### Direction
Copy each line of the records that contains the word "CMRI".

### Given data
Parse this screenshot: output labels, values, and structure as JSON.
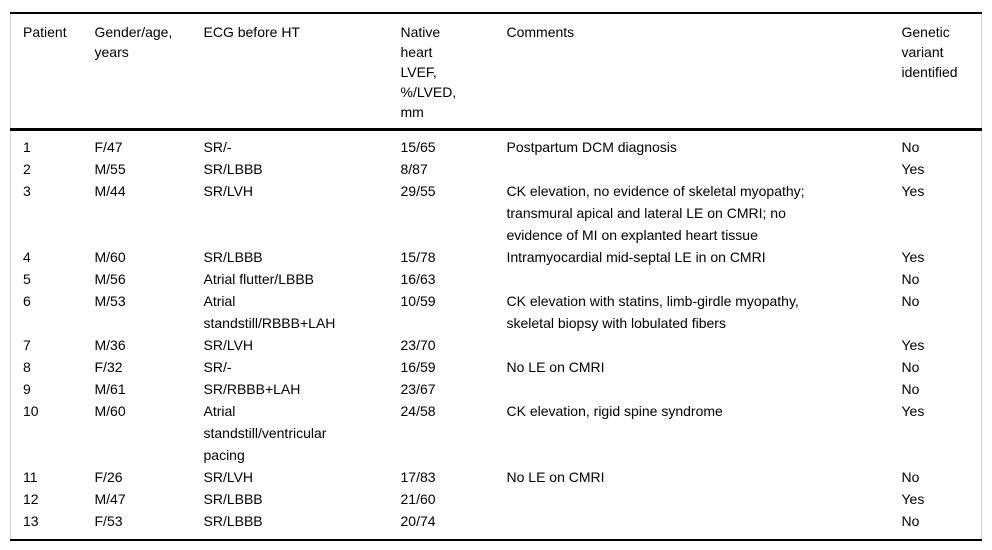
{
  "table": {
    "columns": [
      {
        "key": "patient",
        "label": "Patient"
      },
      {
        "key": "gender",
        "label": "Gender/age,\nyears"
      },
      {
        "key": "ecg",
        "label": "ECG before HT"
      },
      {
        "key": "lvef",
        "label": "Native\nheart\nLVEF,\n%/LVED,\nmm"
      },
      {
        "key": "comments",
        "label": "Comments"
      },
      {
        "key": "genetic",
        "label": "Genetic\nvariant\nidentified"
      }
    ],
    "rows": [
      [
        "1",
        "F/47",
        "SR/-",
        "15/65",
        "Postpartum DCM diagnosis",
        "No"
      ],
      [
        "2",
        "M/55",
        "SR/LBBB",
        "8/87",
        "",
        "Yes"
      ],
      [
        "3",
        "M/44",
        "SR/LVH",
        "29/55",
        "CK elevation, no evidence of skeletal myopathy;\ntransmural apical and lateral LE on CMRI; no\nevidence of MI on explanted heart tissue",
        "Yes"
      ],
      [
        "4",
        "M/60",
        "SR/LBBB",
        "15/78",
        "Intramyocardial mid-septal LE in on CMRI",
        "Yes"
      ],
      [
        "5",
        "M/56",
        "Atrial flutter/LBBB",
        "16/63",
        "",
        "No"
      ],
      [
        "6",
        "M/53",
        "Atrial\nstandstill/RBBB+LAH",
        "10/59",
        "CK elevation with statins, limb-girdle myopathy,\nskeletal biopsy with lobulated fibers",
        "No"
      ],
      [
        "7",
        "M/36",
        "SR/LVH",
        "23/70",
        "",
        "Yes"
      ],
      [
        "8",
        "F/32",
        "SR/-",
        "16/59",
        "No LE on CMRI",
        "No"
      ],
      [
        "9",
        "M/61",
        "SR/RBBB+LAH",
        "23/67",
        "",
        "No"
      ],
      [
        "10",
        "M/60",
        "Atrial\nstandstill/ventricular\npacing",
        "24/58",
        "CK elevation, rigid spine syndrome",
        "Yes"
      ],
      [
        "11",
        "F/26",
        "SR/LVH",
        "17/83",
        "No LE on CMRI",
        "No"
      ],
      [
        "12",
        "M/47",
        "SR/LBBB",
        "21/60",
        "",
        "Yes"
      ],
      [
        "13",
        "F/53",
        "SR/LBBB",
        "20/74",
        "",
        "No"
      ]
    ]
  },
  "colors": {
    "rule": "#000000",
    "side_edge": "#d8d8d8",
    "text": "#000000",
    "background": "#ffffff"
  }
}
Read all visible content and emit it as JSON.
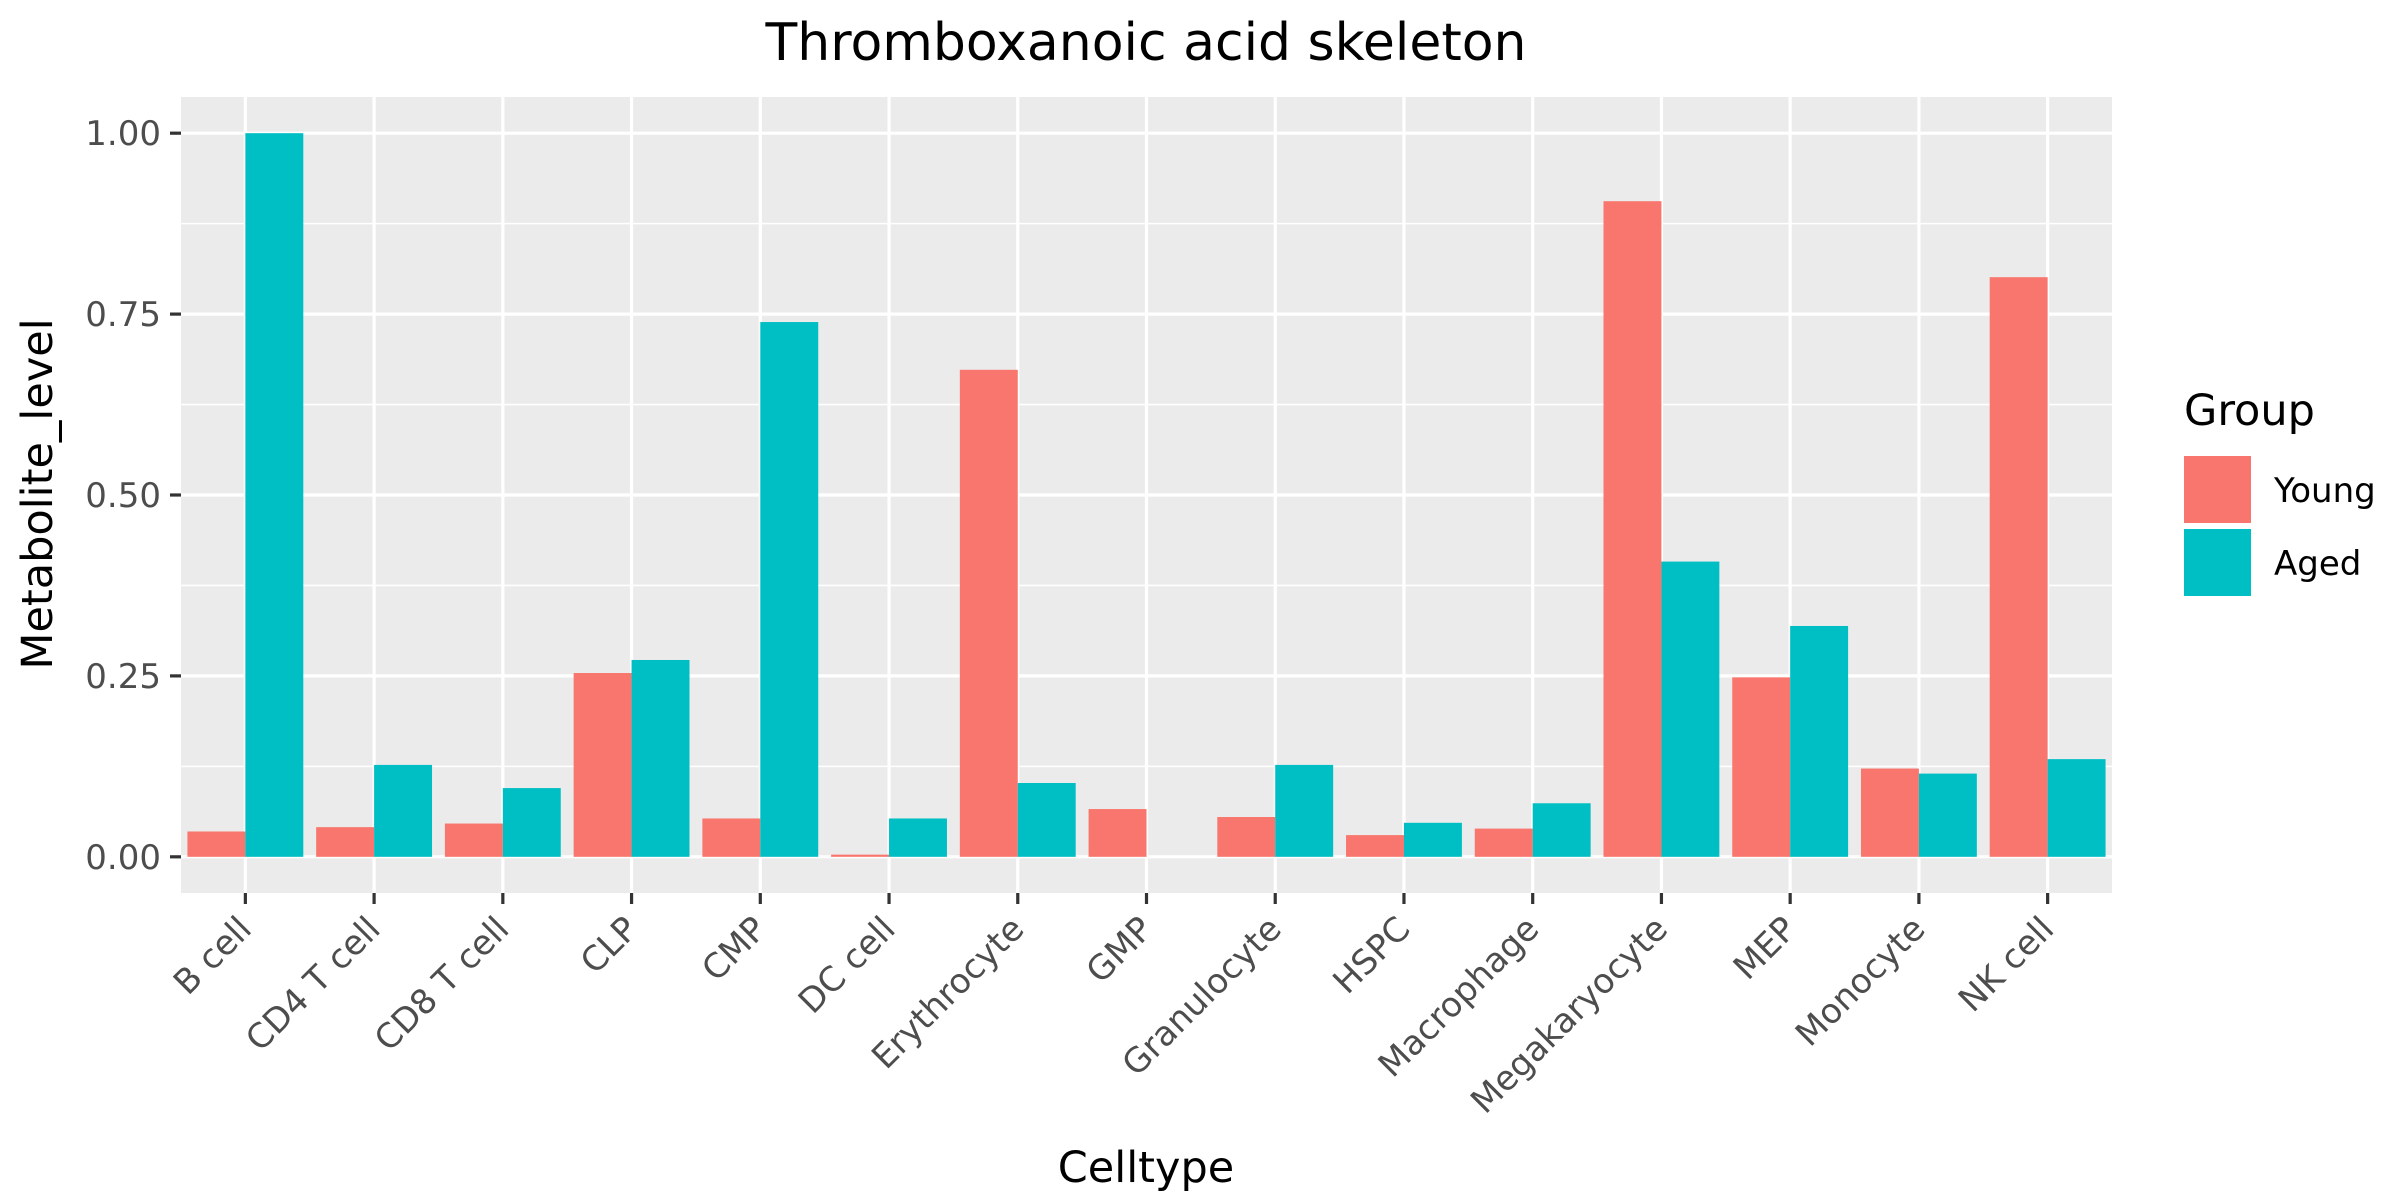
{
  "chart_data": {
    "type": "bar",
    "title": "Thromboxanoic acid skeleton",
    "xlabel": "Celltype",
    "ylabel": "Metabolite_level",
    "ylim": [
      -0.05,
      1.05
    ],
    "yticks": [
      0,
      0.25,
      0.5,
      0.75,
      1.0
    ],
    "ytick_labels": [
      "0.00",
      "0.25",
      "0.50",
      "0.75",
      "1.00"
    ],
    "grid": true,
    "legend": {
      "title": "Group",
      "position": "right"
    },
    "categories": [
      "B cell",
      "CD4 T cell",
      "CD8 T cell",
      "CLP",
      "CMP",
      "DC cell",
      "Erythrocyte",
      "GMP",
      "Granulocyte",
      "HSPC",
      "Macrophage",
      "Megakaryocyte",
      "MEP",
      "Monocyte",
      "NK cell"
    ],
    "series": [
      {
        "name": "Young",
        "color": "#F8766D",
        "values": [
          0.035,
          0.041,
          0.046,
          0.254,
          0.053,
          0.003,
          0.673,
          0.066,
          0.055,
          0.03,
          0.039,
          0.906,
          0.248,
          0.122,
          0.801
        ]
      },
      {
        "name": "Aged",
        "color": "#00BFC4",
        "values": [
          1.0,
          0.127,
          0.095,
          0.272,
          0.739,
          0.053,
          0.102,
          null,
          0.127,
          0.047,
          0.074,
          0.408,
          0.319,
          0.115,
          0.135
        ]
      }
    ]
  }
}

### Final result
        "CK elevation, no evidence of skeletal myopathy;\ntransmural apical and lateral LE on CMRI; no\nevidence of MI on explanted heart tissue",
        "Intramyocardial mid-septal LE in on CMRI",
        "No LE on CMRI",
        "No LE on CMRI",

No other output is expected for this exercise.